Stored records:
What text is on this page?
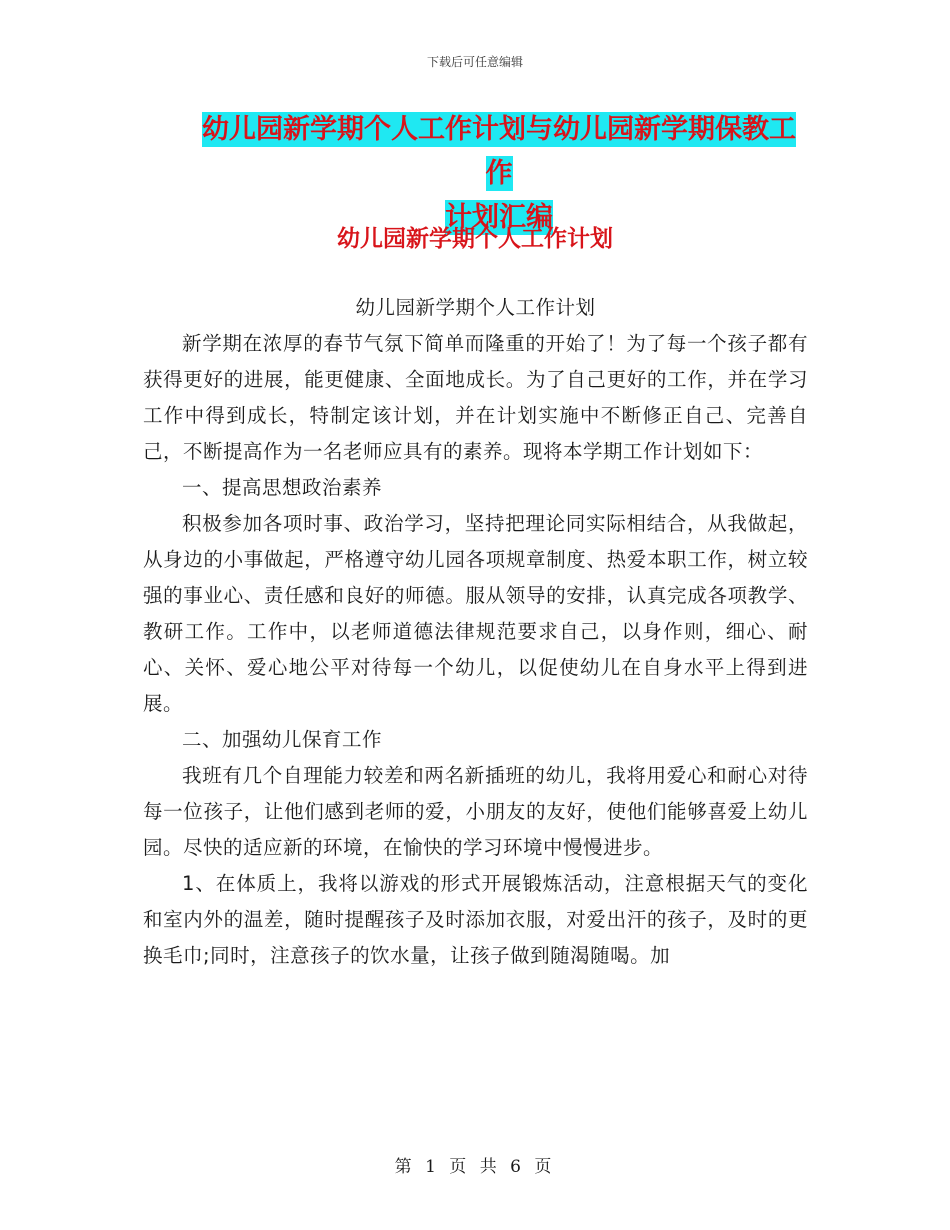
下载后可任意编辑
幼儿园新学期个人工作计划与幼儿园新学期保教工作
计划汇编
幼儿园新学期个人工作计划

幼儿园新学期个人工作计划

新学期在浓厚的春节气氛下简单而隆重的开始了！为了每一个孩子都有获得更好的进展，能更健康、全面地成长。为了自己更好的工作，并在学习工作中得到成长，特制定该计划，并在计划实施中不断修正自己、完善自己，不断提高作为一名老师应具有的素养。现将本学期工作计划如下：

一、提高思想政治素养

积极参加各项时事、政治学习，坚持把理论同实际相结合，从我做起，从身边的小事做起，严格遵守幼儿园各项规章制度、热爱本职工作，树立较强的事业心、责任感和良好的师德。服从领导的安排，认真完成各项教学、教研工作。工作中，以老师道德法律规范要求自己，以身作则，细心、耐心、关怀、爱心地公平对待每一个幼儿，以促使幼儿在自身水平上得到进展。

二、加强幼儿保育工作

我班有几个自理能力较差和两名新插班的幼儿，我将用爱心和耐心对待每一位孩子，让他们感到老师的爱，小朋友的友好，使他们能够喜爱上幼儿园。尽快的适应新的环境，在愉快的学习环境中慢慢进步。

1、在体质上，我将以游戏的形式开展锻炼活动，注意根据天气的变化和室内外的温差，随时提醒孩子及时添加衣服，对爱出汗的孩子，及时的更换毛巾;同时，注意孩子的饮水量，让孩子做到随渴随喝。加

第 1 页 共 6 页
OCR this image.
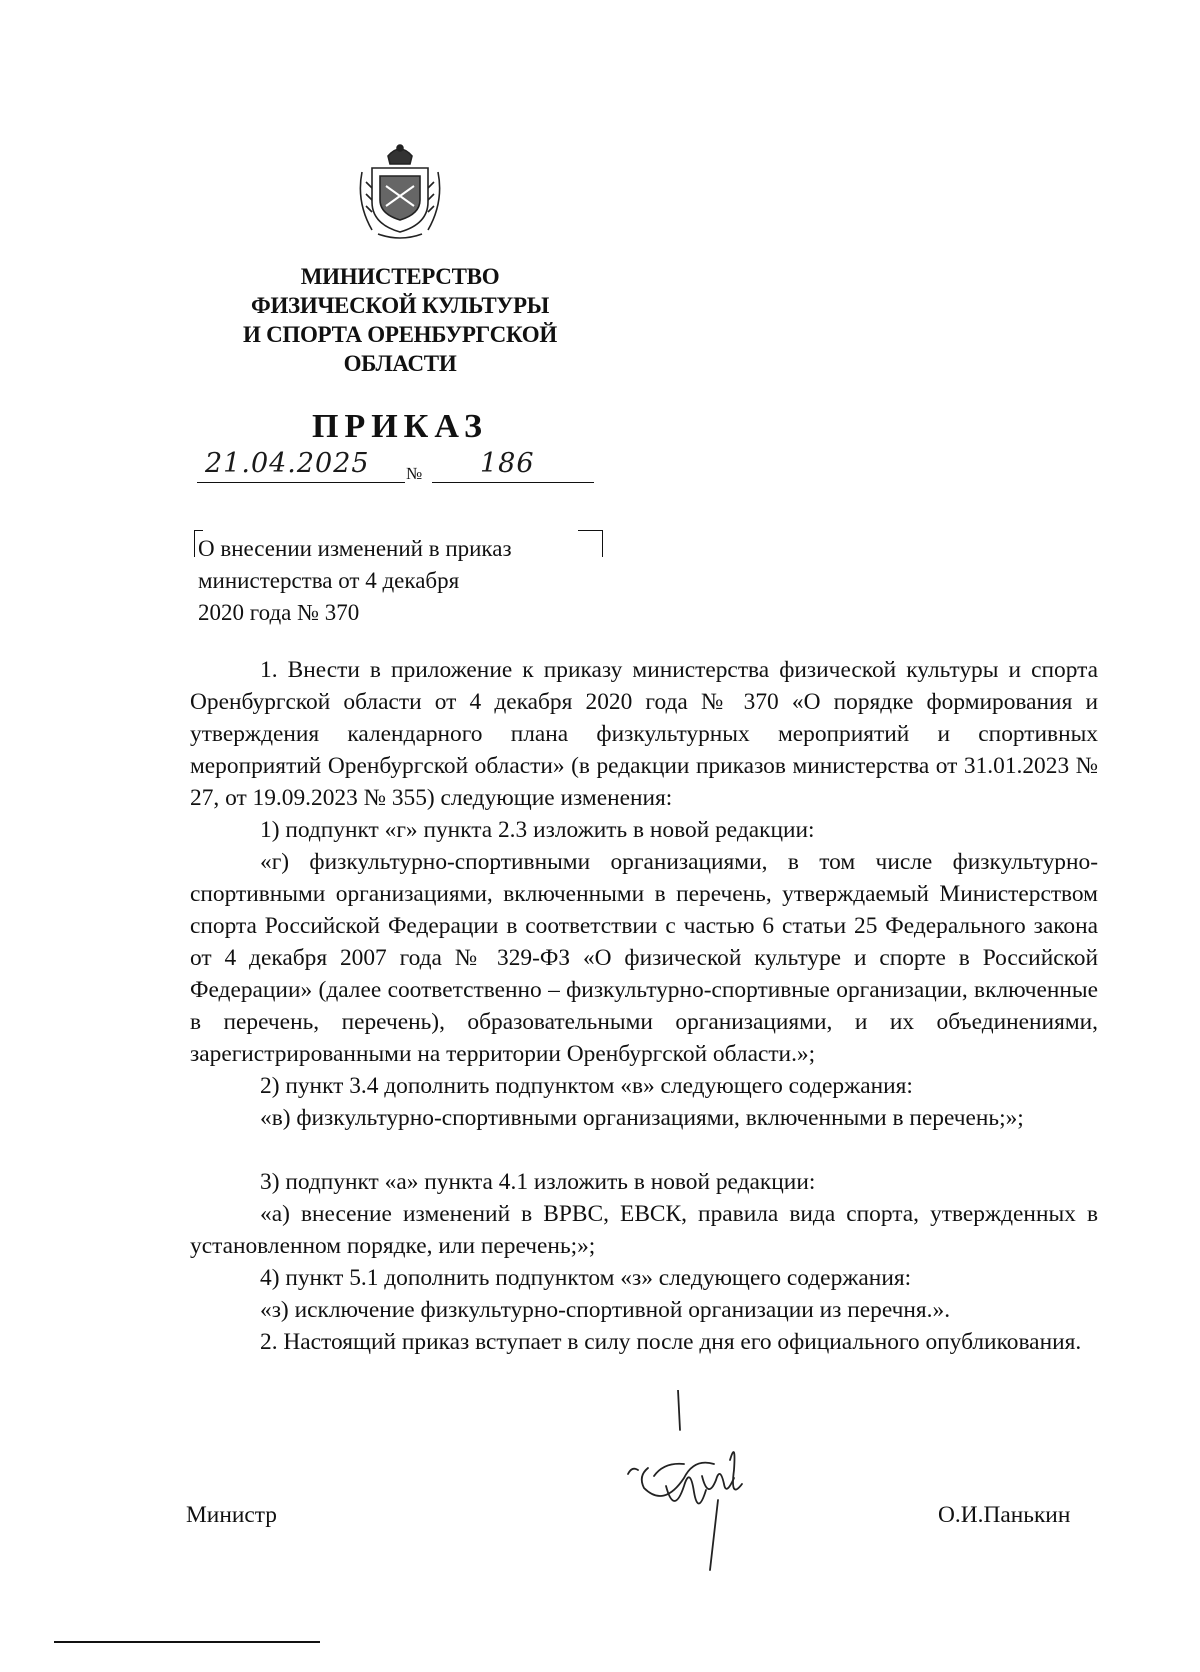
МИНИСТЕРСТВО
ФИЗИЧЕСКОЙ КУЛЬТУРЫ
И СПОРТА ОРЕНБУРГСКОЙ
ОБЛАСТИ
ПРИКАЗ
21.04.2025 № 186
О внесении изменений в приказ
министерства от 4 декабря
2020 года № 370
1. Внести в приложение к приказу министерства физической культуры и спорта Оренбургской области от 4 декабря 2020 года № 370 «О порядке формирования и утверждения календарного плана физкультурных мероприятий и спортивных мероприятий Оренбургской области» (в редакции приказов министерства от 31.01.2023 № 27, от 19.09.2023 № 355) следующие изменения:
1) подпункт «г» пункта 2.3 изложить в новой редакции:
«г) физкультурно-спортивными организациями, в том числе физкультурно-спортивными организациями, включенными в перечень, утверждаемый Министерством спорта Российской Федерации в соответствии с частью 6 статьи 25 Федерального закона от 4 декабря 2007 года № 329-ФЗ «О физической культуре и спорте в Российской Федерации» (далее соответственно – физкультурно-спортивные организации, включенные в перечень, перечень), образовательными организациями, и их объединениями, зарегистрированными на территории Оренбургской области.»;
2) пункт 3.4 дополнить подпунктом «в» следующего содержания:
«в) физкультурно-спортивными организациями, включенными в перечень;»;
3) подпункт «а» пункта 4.1 изложить в новой редакции:
«а) внесение изменений в ВРВС, ЕВСК, правила вида спорта, утвержденных в установленном порядке, или перечень;»;
4) пункт 5.1 дополнить подпунктом «з» следующего содержания:
«з) исключение физкультурно-спортивной организации из перечня.».
2. Настоящий приказ вступает в силу после дня его официального опубликования.
Министр	О.И.Панькин
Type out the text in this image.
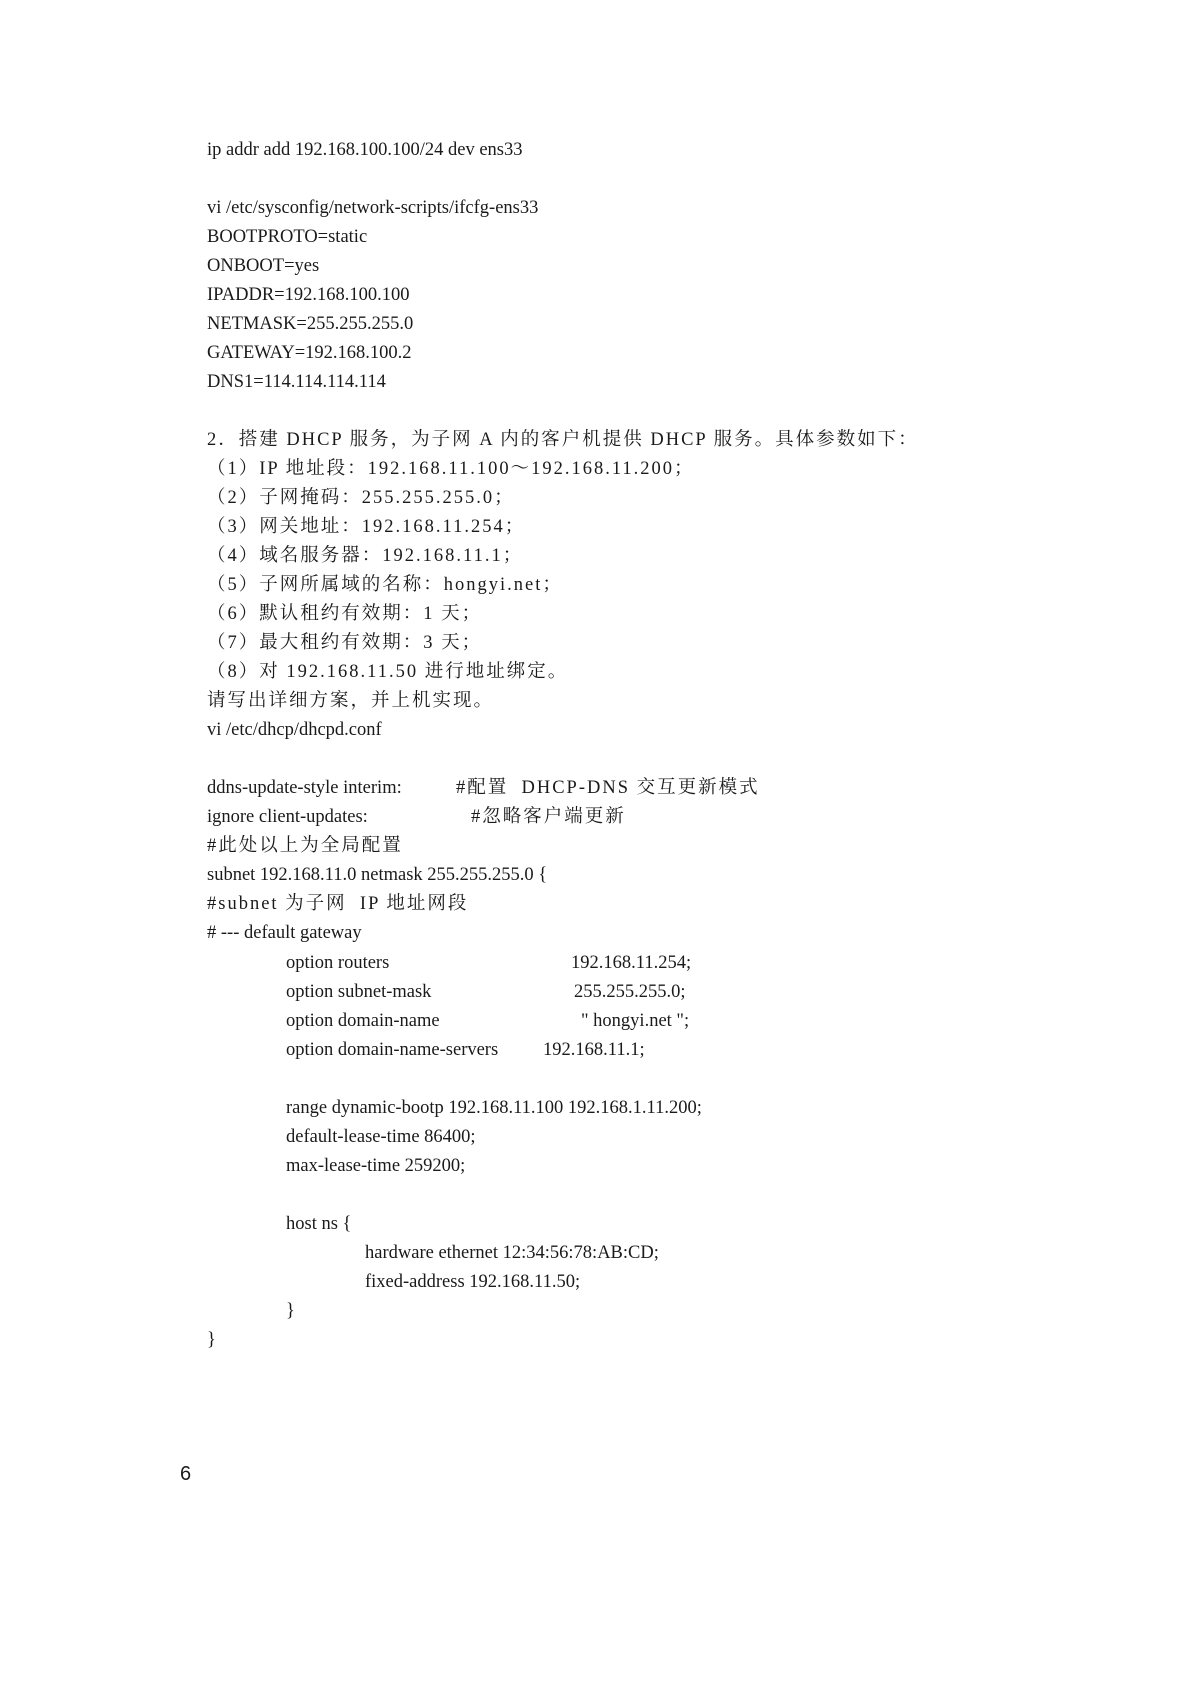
ip addr add 192.168.100.100/24 dev ens33

vi /etc/sysconfig/network-scripts/ifcfg-ens33

BOOTPROTO=static

ONBOOT=yes

IPADDR=192.168.100.100

NETMASK=255.255.255.0

GATEWAY=192.168.100.2

DNS1=114.114.114.114

2．搭建 DHCP 服务，为子网 A 内的客户机提供 DHCP 服务。具体参数如下：

（1）IP 地址段：192.168.11.100～192.168.11.200；

（2）子网掩码：255.255.255.0；

（3）网关地址：192.168.11.254；

（4）域名服务器：192.168.11.1；

（5）子网所属域的名称：hongyi.net；

（6）默认租约有效期：1 天；

（7）最大租约有效期：3 天；

（8）对 192.168.11.50 进行地址绑定。

请写出详细方案，并上机实现。

vi /etc/dhcp/dhcpd.conf

ddns-update-style interim:	#配置  DHCP-DNS 交互更新模式

ignore client-updates:	#忽略客户端更新

#此处以上为全局配置

subnet 192.168.11.0 netmask 255.255.255.0 {

#subnet 为子网  IP 地址网段

# --- default gateway

option routers	192.168.11.254;

option subnet-mask	255.255.255.0;

option domain-name	" hongyi.net ";

option domain-name-servers 192.168.11.1;

range dynamic-bootp 192.168.11.100 192.168.1.11.200;

default-lease-time 86400;

max-lease-time 259200;

host ns {

hardware ethernet 12:34:56:78:AB:CD;

fixed-address 192.168.11.50;

}

}

6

* Goal *
Go through the data above and transcribe it in full, omitting any image.

* Correct result *
What text is on this page?
下载后可任意编辑
幼儿园新学期个人工作计划与幼儿园新学期保教工作
计划汇编
幼儿园新学期个人工作计划

幼儿园新学期个人工作计划

新学期在浓厚的春节气氛下简单而隆重的开始了！为了每一个孩子都有获得更好的进展，能更健康、全面地成长。为了自己更好的工作，并在学习工作中得到成长，特制定该计划，并在计划实施中不断修正自己、完善自己，不断提高作为一名老师应具有的素养。现将本学期工作计划如下：

一、提高思想政治素养

积极参加各项时事、政治学习，坚持把理论同实际相结合，从我做起，从身边的小事做起，严格遵守幼儿园各项规章制度、热爱本职工作，树立较强的事业心、责任感和良好的师德。服从领导的安排，认真完成各项教学、教研工作。工作中，以老师道德法律规范要求自己，以身作则，细心、耐心、关怀、爱心地公平对待每一个幼儿，以促使幼儿在自身水平上得到进展。

二、加强幼儿保育工作

我班有几个自理能力较差和两名新插班的幼儿，我将用爱心和耐心对待每一位孩子，让他们感到老师的爱，小朋友的友好，使他们能够喜爱上幼儿园。尽快的适应新的环境，在愉快的学习环境中慢慢进步。

1、在体质上，我将以游戏的形式开展锻炼活动，注意根据天气的变化和室内外的温差，随时提醒孩子及时添加衣服，对爱出汗的孩子，及时的更换毛巾;同时，注意孩子的饮水量，让孩子做到随渴随喝。加

第 1 页 共 6 页
OCR this image.
МИНИСТЕРСТВО
ФИЗИЧЕСКОЙ КУЛЬТУРЫ
И СПОРТА ОРЕНБУРГСКОЙ
ОБЛАСТИ
ПРИКАЗ
21.04.2025 № 186
О внесении изменений в приказ
министерства от 4 декабря
2020 года № 370
1. Внести в приложение к приказу министерства физической культуры и спорта Оренбургской области от 4 декабря 2020 года № 370 «О порядке формирования и утверждения календарного плана физкультурных мероприятий и спортивных мероприятий Оренбургской области» (в редакции приказов министерства от 31.01.2023 № 27, от 19.09.2023 № 355) следующие изменения:
1) подпункт «г» пункта 2.3 изложить в новой редакции:
«г) физкультурно-спортивными организациями, в том числе физкультурно-спортивными организациями, включенными в перечень, утверждаемый Министерством спорта Российской Федерации в соответствии с частью 6 статьи 25 Федерального закона от 4 декабря 2007 года № 329-ФЗ «О физической культуре и спорте в Российской Федерации» (далее соответственно – физкультурно-спортивные организации, включенные в перечень, перечень), образовательными организациями, и их объединениями, зарегистрированными на территории Оренбургской области.»;
2) пункт 3.4 дополнить подпунктом «в» следующего содержания:
«в) физкультурно-спортивными организациями, включенными в перечень;»;
3) подпункт «а» пункта 4.1 изложить в новой редакции:
«а) внесение изменений в ВРВС, ЕВСК, правила вида спорта, утвержденных в установленном порядке, или перечень;»;
4) пункт 5.1 дополнить подпунктом «з» следующего содержания:
«з) исключение физкультурно-спортивной организации из перечня.».
2. Настоящий приказ вступает в силу после дня его официального опубликования.
Министр	О.И.Панькин
Type out the text in this image.
ip addr add 192.168.100.100/24 dev ens33

vi /etc/sysconfig/network-scripts/ifcfg-ens33

BOOTPROTO=static

ONBOOT=yes

IPADDR=192.168.100.100

NETMASK=255.255.255.0

GATEWAY=192.168.100.2

DNS1=114.114.114.114

2．搭建 DHCP 服务，为子网 A 内的客户机提供 DHCP 服务。具体参数如下：

（1）IP 地址段：192.168.11.100～192.168.11.200；

（2）子网掩码：255.255.255.0；

（3）网关地址：192.168.11.254；

（4）域名服务器：192.168.11.1；

（5）子网所属域的名称：hongyi.net；

（6）默认租约有效期：1 天；

（7）最大租约有效期：3 天；

（8）对 192.168.11.50 进行地址绑定。

请写出详细方案，并上机实现。

vi /etc/dhcp/dhcpd.conf

ddns-update-style interim:	#配置  DHCP-DNS 交互更新模式

ignore client-updates:	#忽略客户端更新

#此处以上为全局配置

subnet 192.168.11.0 netmask 255.255.255.0 {

#subnet 为子网  IP 地址网段

# --- default gateway

option routers	192.168.11.254;

option subnet-mask	255.255.255.0;

option domain-name	" hongyi.net ";

option domain-name-servers 192.168.11.1;

range dynamic-bootp 192.168.11.100 192.168.1.11.200;

default-lease-time 86400;

max-lease-time 259200;

host ns {

hardware ethernet 12:34:56:78:AB:CD;

fixed-address 192.168.11.50;

}

}

6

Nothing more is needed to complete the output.